# Aim
Go to the line that contains "Output a JSON" and extract it along with every line after it, exactly, through the end of the data below.
## Begin
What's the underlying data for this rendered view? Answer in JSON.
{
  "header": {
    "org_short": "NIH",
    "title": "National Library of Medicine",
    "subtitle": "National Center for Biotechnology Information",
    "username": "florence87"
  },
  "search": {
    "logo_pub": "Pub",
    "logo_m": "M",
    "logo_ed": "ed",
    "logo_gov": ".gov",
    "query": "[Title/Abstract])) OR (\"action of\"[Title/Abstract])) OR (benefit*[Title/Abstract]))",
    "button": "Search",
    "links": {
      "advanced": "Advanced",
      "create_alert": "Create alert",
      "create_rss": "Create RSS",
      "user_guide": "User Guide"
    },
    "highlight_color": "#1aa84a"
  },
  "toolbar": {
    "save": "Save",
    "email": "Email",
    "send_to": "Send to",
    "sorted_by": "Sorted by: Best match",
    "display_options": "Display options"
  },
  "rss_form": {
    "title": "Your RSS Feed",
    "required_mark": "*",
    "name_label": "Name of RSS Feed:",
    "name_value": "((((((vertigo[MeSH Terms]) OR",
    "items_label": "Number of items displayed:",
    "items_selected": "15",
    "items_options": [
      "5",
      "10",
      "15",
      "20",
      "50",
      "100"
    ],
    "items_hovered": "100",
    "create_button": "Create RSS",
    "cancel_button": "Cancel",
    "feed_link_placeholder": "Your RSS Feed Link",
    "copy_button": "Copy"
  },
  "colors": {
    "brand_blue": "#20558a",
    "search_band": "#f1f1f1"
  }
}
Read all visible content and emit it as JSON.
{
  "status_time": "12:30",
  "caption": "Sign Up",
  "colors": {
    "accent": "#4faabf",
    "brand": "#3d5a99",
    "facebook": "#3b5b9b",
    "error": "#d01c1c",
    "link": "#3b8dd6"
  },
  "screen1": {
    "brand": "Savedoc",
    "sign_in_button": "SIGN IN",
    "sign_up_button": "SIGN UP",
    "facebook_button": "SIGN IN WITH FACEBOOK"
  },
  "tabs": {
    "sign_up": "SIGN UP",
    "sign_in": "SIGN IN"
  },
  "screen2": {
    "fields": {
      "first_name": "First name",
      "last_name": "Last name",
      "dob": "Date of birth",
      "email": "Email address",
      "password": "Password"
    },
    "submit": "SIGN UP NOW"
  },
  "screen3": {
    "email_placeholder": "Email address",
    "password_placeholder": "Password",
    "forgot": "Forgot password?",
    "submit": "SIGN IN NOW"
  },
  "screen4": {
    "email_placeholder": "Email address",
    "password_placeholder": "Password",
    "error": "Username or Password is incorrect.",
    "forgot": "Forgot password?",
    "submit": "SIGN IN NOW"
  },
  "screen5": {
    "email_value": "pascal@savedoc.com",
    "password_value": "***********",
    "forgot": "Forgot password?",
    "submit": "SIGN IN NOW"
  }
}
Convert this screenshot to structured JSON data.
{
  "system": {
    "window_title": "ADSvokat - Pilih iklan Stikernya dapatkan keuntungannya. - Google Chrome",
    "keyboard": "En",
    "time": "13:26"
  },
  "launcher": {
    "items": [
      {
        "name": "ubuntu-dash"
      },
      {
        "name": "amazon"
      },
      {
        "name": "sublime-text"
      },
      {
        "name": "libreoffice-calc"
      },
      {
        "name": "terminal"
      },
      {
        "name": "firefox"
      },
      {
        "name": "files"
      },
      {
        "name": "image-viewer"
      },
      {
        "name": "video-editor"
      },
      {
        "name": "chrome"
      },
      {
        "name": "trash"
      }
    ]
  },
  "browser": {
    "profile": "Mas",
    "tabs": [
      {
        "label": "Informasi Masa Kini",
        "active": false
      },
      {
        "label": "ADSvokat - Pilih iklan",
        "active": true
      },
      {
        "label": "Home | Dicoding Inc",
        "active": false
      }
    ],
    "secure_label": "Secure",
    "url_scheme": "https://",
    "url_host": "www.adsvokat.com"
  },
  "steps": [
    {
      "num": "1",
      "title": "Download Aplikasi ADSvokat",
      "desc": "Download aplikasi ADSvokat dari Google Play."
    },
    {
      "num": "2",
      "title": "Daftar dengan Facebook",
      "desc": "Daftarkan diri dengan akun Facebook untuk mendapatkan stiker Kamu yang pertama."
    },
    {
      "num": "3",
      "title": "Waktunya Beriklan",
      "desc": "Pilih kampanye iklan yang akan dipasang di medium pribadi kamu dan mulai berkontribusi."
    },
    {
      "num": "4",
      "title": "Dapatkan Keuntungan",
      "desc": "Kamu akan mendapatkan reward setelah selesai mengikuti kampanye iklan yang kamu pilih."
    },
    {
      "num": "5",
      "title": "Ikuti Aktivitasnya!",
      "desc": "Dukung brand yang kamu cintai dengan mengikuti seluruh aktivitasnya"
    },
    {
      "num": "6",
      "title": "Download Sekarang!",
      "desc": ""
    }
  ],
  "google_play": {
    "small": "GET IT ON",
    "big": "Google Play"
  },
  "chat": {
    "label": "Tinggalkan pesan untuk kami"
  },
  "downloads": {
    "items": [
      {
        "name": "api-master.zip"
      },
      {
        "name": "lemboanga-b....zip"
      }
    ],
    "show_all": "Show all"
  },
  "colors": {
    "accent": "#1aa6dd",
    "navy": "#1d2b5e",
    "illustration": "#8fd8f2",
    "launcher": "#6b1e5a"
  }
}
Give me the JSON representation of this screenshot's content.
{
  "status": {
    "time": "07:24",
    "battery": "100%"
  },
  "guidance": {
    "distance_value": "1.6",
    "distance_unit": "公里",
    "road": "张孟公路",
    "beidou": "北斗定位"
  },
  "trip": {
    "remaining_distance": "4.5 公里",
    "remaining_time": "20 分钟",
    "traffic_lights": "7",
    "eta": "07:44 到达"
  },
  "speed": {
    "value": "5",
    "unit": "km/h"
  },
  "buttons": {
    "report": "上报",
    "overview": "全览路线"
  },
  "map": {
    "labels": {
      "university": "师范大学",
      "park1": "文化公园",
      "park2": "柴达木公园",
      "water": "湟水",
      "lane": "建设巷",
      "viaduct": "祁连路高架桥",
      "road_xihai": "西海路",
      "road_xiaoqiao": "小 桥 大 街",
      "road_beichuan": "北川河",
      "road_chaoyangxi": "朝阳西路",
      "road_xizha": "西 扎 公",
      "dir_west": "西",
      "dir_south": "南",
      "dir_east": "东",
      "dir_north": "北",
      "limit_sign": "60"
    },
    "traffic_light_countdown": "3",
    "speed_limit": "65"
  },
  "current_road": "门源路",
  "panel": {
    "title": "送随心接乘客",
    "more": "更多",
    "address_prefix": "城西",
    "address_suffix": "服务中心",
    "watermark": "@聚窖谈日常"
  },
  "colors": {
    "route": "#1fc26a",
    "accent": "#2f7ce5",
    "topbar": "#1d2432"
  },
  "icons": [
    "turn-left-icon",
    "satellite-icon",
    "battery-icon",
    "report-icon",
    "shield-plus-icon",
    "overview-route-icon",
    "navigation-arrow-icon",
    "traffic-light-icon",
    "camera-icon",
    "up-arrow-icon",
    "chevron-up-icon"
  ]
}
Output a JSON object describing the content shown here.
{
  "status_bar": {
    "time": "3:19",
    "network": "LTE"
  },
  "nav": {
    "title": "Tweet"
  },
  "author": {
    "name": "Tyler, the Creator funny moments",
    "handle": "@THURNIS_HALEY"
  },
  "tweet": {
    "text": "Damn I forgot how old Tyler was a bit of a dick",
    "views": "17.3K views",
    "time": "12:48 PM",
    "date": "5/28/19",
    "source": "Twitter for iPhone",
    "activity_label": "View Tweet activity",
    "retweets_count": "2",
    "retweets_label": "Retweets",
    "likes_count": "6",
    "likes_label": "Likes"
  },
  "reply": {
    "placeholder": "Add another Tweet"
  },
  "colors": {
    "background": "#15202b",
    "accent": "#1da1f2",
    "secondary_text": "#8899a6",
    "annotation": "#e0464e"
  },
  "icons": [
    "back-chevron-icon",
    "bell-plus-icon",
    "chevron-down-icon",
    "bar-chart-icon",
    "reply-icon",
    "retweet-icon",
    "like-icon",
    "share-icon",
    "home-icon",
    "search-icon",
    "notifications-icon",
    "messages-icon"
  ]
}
## End
# Exercise solution
Output a JSON object describing the content shown here.
{
  "status_bar": {
    "time": "3:19",
    "network": "LTE"
  },
  "nav": {
    "title": "Tweet"
  },
  "author": {
    "name": "Tyler, the Creator funny moments",
    "handle": "@THURNIS_HALEY"
  },
  "tweet": {
    "text": "Damn I forgot how old Tyler was a bit of a dick",
    "views": "17.3K views",
    "time": "12:48 PM",
    "date": "5/28/19",
    "source": "Twitter for iPhone",
    "activity_label": "View Tweet activity",
    "retweets_count": "2",
    "retweets_label": "Retweets",
    "likes_count": "6",
    "likes_label": "Likes"
  },
  "reply": {
    "placeholder": "Add another Tweet"
  },
  "colors": {
    "background": "#15202b",
    "accent": "#1da1f2",
    "secondary_text": "#8899a6",
    "annotation": "#e0464e"
  },
  "icons": [
    "back-chevron-icon",
    "bell-plus-icon",
    "chevron-down-icon",
    "bar-chart-icon",
    "reply-icon",
    "retweet-icon",
    "like-icon",
    "share-icon",
    "home-icon",
    "search-icon",
    "notifications-icon",
    "messages-icon"
  ]
}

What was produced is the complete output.